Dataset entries
-- Opening Marker --

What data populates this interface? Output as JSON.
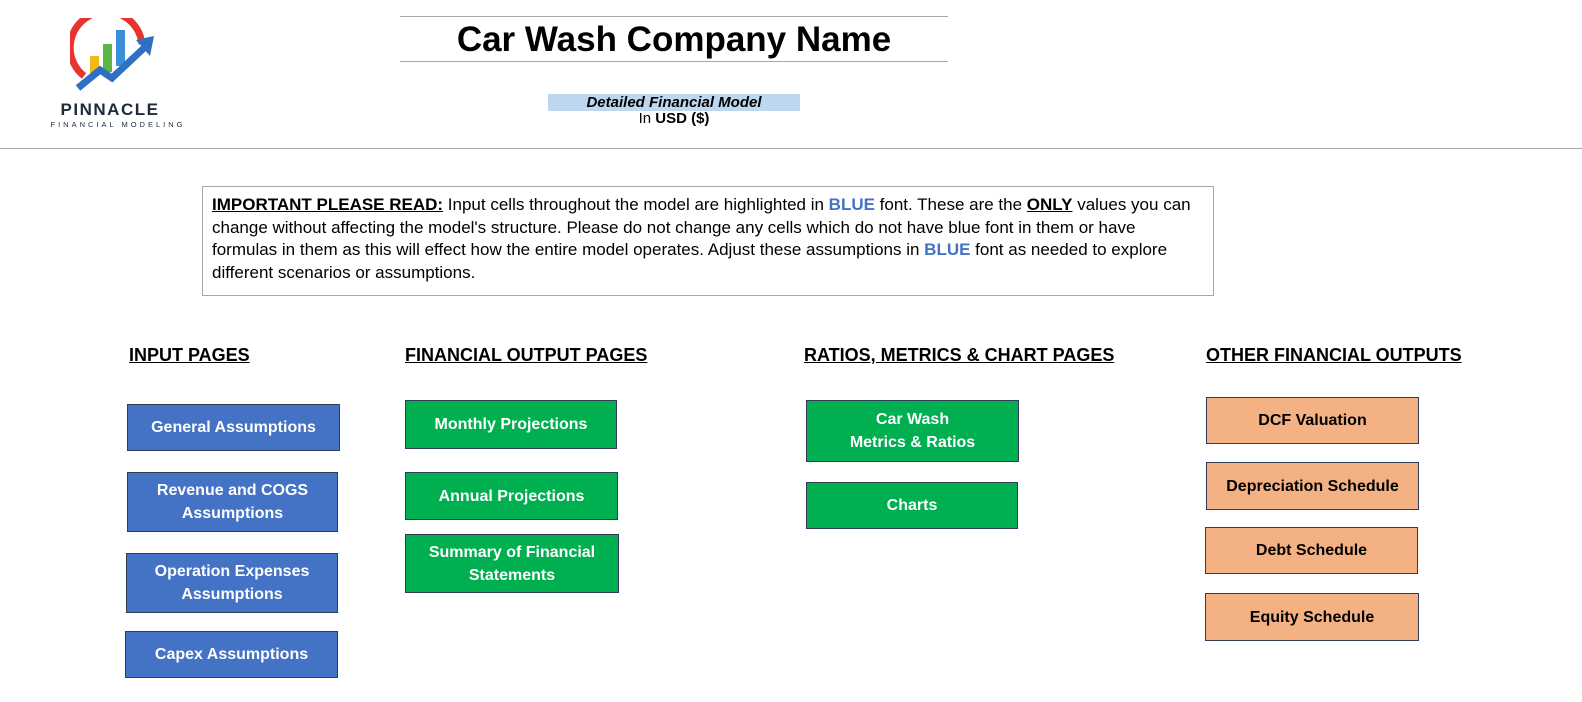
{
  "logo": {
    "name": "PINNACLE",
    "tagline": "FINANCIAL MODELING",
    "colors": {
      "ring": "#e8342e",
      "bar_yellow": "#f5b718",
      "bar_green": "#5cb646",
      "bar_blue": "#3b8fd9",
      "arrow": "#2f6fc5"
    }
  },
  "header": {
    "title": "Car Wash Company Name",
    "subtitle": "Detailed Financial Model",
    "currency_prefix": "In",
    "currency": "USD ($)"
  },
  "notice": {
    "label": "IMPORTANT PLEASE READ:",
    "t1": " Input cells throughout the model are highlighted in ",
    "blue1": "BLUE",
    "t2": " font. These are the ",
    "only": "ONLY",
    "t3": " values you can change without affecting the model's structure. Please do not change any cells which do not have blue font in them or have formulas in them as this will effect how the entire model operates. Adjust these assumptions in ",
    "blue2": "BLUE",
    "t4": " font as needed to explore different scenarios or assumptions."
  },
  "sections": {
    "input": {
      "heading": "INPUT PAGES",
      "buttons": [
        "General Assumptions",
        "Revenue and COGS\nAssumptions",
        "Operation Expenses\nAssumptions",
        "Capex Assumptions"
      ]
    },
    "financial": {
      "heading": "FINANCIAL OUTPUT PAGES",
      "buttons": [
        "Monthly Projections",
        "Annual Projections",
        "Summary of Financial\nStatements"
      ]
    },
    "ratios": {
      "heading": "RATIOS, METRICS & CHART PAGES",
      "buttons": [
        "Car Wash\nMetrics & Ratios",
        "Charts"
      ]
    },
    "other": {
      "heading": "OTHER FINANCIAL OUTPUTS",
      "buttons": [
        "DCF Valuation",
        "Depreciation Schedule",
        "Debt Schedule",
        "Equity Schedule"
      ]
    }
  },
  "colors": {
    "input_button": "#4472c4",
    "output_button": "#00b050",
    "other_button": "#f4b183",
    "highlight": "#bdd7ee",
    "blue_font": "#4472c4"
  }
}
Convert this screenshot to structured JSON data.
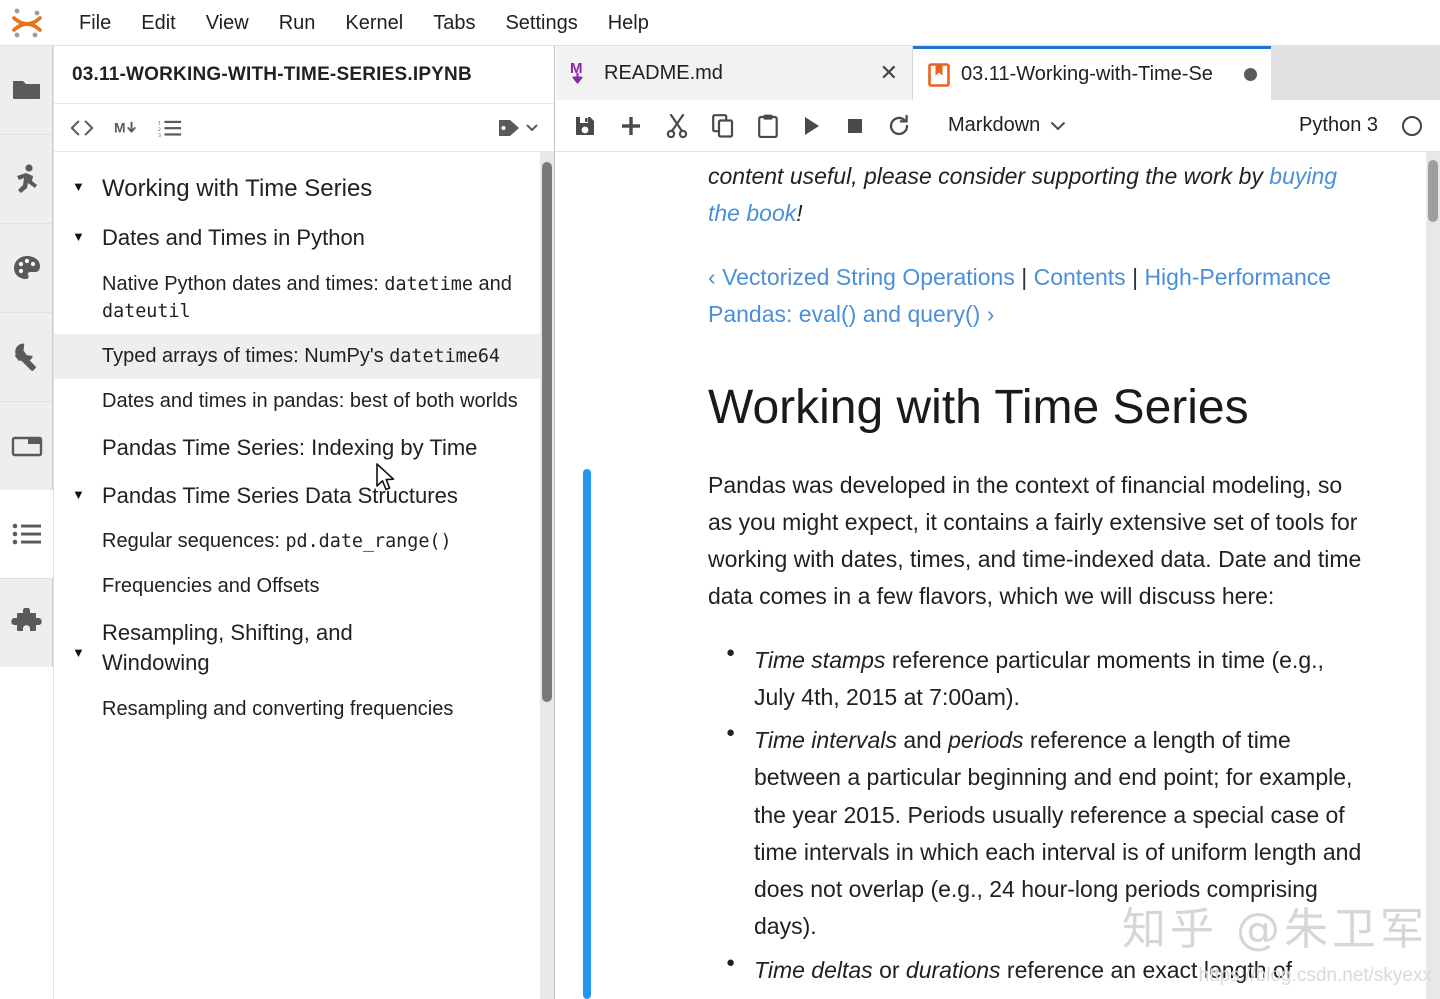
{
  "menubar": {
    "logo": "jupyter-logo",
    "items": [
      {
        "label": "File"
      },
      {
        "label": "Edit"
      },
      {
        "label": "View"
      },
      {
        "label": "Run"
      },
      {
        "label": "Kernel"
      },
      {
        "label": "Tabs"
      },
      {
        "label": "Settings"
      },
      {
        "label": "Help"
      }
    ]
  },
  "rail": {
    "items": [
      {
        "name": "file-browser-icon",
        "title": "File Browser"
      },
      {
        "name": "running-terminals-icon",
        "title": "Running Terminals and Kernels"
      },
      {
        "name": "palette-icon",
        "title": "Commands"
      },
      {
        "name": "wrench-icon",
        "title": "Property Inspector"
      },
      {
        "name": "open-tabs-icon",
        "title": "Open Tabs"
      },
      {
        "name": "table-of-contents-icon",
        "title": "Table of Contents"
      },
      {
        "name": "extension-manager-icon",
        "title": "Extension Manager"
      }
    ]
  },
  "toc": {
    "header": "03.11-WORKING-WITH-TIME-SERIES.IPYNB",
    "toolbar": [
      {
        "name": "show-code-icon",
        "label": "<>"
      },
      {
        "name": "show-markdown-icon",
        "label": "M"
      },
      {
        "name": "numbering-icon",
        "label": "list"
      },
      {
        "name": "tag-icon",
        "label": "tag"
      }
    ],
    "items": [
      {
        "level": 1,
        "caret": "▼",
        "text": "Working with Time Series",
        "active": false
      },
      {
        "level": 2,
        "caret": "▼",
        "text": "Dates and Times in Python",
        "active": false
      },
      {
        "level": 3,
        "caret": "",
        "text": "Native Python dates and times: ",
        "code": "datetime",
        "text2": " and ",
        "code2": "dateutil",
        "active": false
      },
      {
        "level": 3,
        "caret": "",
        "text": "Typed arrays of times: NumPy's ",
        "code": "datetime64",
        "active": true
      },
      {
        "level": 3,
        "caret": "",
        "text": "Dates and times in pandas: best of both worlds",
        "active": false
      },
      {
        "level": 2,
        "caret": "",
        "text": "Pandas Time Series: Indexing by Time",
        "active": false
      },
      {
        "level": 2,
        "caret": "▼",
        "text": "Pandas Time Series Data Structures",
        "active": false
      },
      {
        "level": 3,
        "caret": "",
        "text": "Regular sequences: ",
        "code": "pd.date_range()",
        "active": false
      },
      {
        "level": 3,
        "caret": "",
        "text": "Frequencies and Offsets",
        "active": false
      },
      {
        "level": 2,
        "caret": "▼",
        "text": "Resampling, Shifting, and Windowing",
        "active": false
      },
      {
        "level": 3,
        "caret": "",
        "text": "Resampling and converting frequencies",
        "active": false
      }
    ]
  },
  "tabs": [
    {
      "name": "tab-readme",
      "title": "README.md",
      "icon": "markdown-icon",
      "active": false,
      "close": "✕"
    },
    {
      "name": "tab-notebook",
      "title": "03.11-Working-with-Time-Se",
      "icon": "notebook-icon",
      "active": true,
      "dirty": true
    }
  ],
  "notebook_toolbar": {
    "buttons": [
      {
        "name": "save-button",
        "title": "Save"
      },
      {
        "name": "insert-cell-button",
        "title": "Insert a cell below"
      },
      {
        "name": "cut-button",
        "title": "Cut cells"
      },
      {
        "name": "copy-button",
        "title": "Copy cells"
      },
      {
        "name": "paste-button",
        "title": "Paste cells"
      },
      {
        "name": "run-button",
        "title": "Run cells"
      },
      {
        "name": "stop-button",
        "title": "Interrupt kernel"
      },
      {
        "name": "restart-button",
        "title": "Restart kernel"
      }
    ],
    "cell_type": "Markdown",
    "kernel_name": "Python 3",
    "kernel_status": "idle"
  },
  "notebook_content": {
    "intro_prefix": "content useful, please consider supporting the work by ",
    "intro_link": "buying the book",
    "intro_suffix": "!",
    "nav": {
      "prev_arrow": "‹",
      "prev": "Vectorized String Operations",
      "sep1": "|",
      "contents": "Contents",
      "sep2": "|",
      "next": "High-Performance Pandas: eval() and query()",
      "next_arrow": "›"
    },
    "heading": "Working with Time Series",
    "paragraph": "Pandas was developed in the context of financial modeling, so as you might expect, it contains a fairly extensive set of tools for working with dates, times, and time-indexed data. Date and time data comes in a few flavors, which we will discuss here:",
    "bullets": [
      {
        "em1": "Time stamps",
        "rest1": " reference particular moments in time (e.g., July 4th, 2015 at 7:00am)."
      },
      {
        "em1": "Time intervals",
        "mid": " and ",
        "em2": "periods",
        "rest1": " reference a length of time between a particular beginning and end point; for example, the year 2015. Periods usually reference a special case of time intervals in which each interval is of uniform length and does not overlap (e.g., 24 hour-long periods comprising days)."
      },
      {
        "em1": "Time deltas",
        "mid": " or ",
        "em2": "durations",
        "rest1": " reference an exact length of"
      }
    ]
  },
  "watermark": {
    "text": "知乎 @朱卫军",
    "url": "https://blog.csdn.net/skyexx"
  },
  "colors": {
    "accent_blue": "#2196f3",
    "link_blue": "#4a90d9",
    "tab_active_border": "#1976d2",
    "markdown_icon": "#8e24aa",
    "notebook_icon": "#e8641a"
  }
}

-- Closing Marker --

* **THE TASK**
Set the records down again exactly as given, and leave the pictures out.

* **SOLUTION**
What data populates this interface? Output as JSON.
{
  "logo": {
    "name": "PINNACLE",
    "tagline": "FINANCIAL MODELING",
    "colors": {
      "ring": "#e8342e",
      "bar_yellow": "#f5b718",
      "bar_green": "#5cb646",
      "bar_blue": "#3b8fd9",
      "arrow": "#2f6fc5"
    }
  },
  "header": {
    "title": "Car Wash Company Name",
    "subtitle": "Detailed Financial Model",
    "currency_prefix": "In",
    "currency": "USD ($)"
  },
  "notice": {
    "label": "IMPORTANT PLEASE READ:",
    "t1": " Input cells throughout the model are highlighted in ",
    "blue1": "BLUE",
    "t2": " font. These are the ",
    "only": "ONLY",
    "t3": " values you can change without affecting the model's structure. Please do not change any cells which do not have blue font in them or have formulas in them as this will effect how the entire model operates. Adjust these assumptions in ",
    "blue2": "BLUE",
    "t4": " font as needed to explore different scenarios or assumptions."
  },
  "sections": {
    "input": {
      "heading": "INPUT PAGES",
      "buttons": [
        "General Assumptions",
        "Revenue and COGS\nAssumptions",
        "Operation Expenses\nAssumptions",
        "Capex Assumptions"
      ]
    },
    "financial": {
      "heading": "FINANCIAL OUTPUT PAGES",
      "buttons": [
        "Monthly Projections",
        "Annual Projections",
        "Summary of Financial\nStatements"
      ]
    },
    "ratios": {
      "heading": "RATIOS, METRICS & CHART PAGES",
      "buttons": [
        "Car Wash\nMetrics & Ratios",
        "Charts"
      ]
    },
    "other": {
      "heading": "OTHER FINANCIAL OUTPUTS",
      "buttons": [
        "DCF Valuation",
        "Depreciation Schedule",
        "Debt Schedule",
        "Equity Schedule"
      ]
    }
  },
  "colors": {
    "input_button": "#4472c4",
    "output_button": "#00b050",
    "other_button": "#f4b183",
    "highlight": "#bdd7ee",
    "blue_font": "#4472c4"
  }
}
Convert this screenshot to structured JSON data.
{
  "menubar": {
    "logo": "jupyter-logo",
    "items": [
      {
        "label": "File"
      },
      {
        "label": "Edit"
      },
      {
        "label": "View"
      },
      {
        "label": "Run"
      },
      {
        "label": "Kernel"
      },
      {
        "label": "Tabs"
      },
      {
        "label": "Settings"
      },
      {
        "label": "Help"
      }
    ]
  },
  "rail": {
    "items": [
      {
        "name": "file-browser-icon",
        "title": "File Browser"
      },
      {
        "name": "running-terminals-icon",
        "title": "Running Terminals and Kernels"
      },
      {
        "name": "palette-icon",
        "title": "Commands"
      },
      {
        "name": "wrench-icon",
        "title": "Property Inspector"
      },
      {
        "name": "open-tabs-icon",
        "title": "Open Tabs"
      },
      {
        "name": "table-of-contents-icon",
        "title": "Table of Contents"
      },
      {
        "name": "extension-manager-icon",
        "title": "Extension Manager"
      }
    ]
  },
  "toc": {
    "header": "03.11-WORKING-WITH-TIME-SERIES.IPYNB",
    "toolbar": [
      {
        "name": "show-code-icon",
        "label": "<>"
      },
      {
        "name": "show-markdown-icon",
        "label": "M"
      },
      {
        "name": "numbering-icon",
        "label": "list"
      },
      {
        "name": "tag-icon",
        "label": "tag"
      }
    ],
    "items": [
      {
        "level": 1,
        "caret": "▼",
        "text": "Working with Time Series",
        "active": false
      },
      {
        "level": 2,
        "caret": "▼",
        "text": "Dates and Times in Python",
        "active": false
      },
      {
        "level": 3,
        "caret": "",
        "text": "Native Python dates and times: ",
        "code": "datetime",
        "text2": " and ",
        "code2": "dateutil",
        "active": false
      },
      {
        "level": 3,
        "caret": "",
        "text": "Typed arrays of times: NumPy's ",
        "code": "datetime64",
        "active": true
      },
      {
        "level": 3,
        "caret": "",
        "text": "Dates and times in pandas: best of both worlds",
        "active": false
      },
      {
        "level": 2,
        "caret": "",
        "text": "Pandas Time Series: Indexing by Time",
        "active": false
      },
      {
        "level": 2,
        "caret": "▼",
        "text": "Pandas Time Series Data Structures",
        "active": false
      },
      {
        "level": 3,
        "caret": "",
        "text": "Regular sequences: ",
        "code": "pd.date_range()",
        "active": false
      },
      {
        "level": 3,
        "caret": "",
        "text": "Frequencies and Offsets",
        "active": false
      },
      {
        "level": 2,
        "caret": "▼",
        "text": "Resampling, Shifting, and Windowing",
        "active": false
      },
      {
        "level": 3,
        "caret": "",
        "text": "Resampling and converting frequencies",
        "active": false
      }
    ]
  },
  "tabs": [
    {
      "name": "tab-readme",
      "title": "README.md",
      "icon": "markdown-icon",
      "active": false,
      "close": "✕"
    },
    {
      "name": "tab-notebook",
      "title": "03.11-Working-with-Time-Se",
      "icon": "notebook-icon",
      "active": true,
      "dirty": true
    }
  ],
  "notebook_toolbar": {
    "buttons": [
      {
        "name": "save-button",
        "title": "Save"
      },
      {
        "name": "insert-cell-button",
        "title": "Insert a cell below"
      },
      {
        "name": "cut-button",
        "title": "Cut cells"
      },
      {
        "name": "copy-button",
        "title": "Copy cells"
      },
      {
        "name": "paste-button",
        "title": "Paste cells"
      },
      {
        "name": "run-button",
        "title": "Run cells"
      },
      {
        "name": "stop-button",
        "title": "Interrupt kernel"
      },
      {
        "name": "restart-button",
        "title": "Restart kernel"
      }
    ],
    "cell_type": "Markdown",
    "kernel_name": "Python 3",
    "kernel_status": "idle"
  },
  "notebook_content": {
    "intro_prefix": "content useful, please consider supporting the work by ",
    "intro_link": "buying the book",
    "intro_suffix": "!",
    "nav": {
      "prev_arrow": "‹",
      "prev": "Vectorized String Operations",
      "sep1": "|",
      "contents": "Contents",
      "sep2": "|",
      "next": "High-Performance Pandas: eval() and query()",
      "next_arrow": "›"
    },
    "heading": "Working with Time Series",
    "paragraph": "Pandas was developed in the context of financial modeling, so as you might expect, it contains a fairly extensive set of tools for working with dates, times, and time-indexed data. Date and time data comes in a few flavors, which we will discuss here:",
    "bullets": [
      {
        "em1": "Time stamps",
        "rest1": " reference particular moments in time (e.g., July 4th, 2015 at 7:00am)."
      },
      {
        "em1": "Time intervals",
        "mid": " and ",
        "em2": "periods",
        "rest1": " reference a length of time between a particular beginning and end point; for example, the year 2015. Periods usually reference a special case of time intervals in which each interval is of uniform length and does not overlap (e.g., 24 hour-long periods comprising days)."
      },
      {
        "em1": "Time deltas",
        "mid": " or ",
        "em2": "durations",
        "rest1": " reference an exact length of"
      }
    ]
  },
  "watermark": {
    "text": "知乎 @朱卫军",
    "url": "https://blog.csdn.net/skyexx"
  },
  "colors": {
    "accent_blue": "#2196f3",
    "link_blue": "#4a90d9",
    "tab_active_border": "#1976d2",
    "markdown_icon": "#8e24aa",
    "notebook_icon": "#e8641a"
  }
}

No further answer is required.